-- start of RECORD SET --

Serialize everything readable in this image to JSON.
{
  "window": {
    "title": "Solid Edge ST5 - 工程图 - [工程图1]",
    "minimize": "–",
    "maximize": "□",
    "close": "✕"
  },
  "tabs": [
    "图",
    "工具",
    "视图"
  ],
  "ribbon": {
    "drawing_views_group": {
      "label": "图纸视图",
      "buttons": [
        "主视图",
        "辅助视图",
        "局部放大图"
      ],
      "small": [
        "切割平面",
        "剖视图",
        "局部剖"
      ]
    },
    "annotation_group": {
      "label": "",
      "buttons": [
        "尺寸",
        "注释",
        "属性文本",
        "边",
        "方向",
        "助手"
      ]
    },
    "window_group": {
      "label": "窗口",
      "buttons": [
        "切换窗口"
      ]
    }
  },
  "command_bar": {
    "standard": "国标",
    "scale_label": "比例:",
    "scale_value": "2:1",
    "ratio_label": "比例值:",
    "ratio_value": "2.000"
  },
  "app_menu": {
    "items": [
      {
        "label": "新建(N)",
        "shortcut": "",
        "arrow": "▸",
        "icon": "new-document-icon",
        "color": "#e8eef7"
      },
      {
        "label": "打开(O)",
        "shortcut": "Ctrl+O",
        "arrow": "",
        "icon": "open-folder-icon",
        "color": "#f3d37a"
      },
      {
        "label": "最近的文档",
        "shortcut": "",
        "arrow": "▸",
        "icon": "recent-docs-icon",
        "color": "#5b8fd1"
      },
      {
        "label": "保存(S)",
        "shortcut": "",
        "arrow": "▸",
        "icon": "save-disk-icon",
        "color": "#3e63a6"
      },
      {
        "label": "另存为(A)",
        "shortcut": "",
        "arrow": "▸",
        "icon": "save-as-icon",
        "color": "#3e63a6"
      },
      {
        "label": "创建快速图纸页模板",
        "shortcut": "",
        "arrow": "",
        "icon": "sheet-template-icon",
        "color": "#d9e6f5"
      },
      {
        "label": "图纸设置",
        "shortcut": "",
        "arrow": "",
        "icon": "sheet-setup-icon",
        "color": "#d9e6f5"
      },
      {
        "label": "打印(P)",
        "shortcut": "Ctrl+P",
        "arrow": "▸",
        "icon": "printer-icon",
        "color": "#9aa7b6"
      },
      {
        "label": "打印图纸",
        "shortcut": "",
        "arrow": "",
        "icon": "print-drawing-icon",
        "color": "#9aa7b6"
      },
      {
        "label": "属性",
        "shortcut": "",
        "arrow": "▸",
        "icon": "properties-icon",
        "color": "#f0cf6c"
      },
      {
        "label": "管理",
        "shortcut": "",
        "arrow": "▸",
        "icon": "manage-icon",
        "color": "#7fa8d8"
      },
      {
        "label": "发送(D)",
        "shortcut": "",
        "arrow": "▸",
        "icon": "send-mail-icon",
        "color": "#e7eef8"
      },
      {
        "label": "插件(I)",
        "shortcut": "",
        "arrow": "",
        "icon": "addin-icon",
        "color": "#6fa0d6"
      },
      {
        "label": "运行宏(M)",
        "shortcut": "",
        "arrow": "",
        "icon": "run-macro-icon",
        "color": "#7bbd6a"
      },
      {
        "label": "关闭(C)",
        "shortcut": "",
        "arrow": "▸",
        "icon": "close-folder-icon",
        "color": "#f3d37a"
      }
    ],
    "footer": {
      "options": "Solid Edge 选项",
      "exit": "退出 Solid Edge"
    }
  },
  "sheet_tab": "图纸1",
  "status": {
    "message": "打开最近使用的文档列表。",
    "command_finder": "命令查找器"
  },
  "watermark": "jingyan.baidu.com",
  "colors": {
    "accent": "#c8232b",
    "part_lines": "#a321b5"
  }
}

-- end of RECORD SET --

**WHAT TO PRODUCE**. Copy, from the material above, each line in which the string "save" occurs.

**RESULT**.
        "icon": "save-disk-icon",
        "icon": "save-as-icon",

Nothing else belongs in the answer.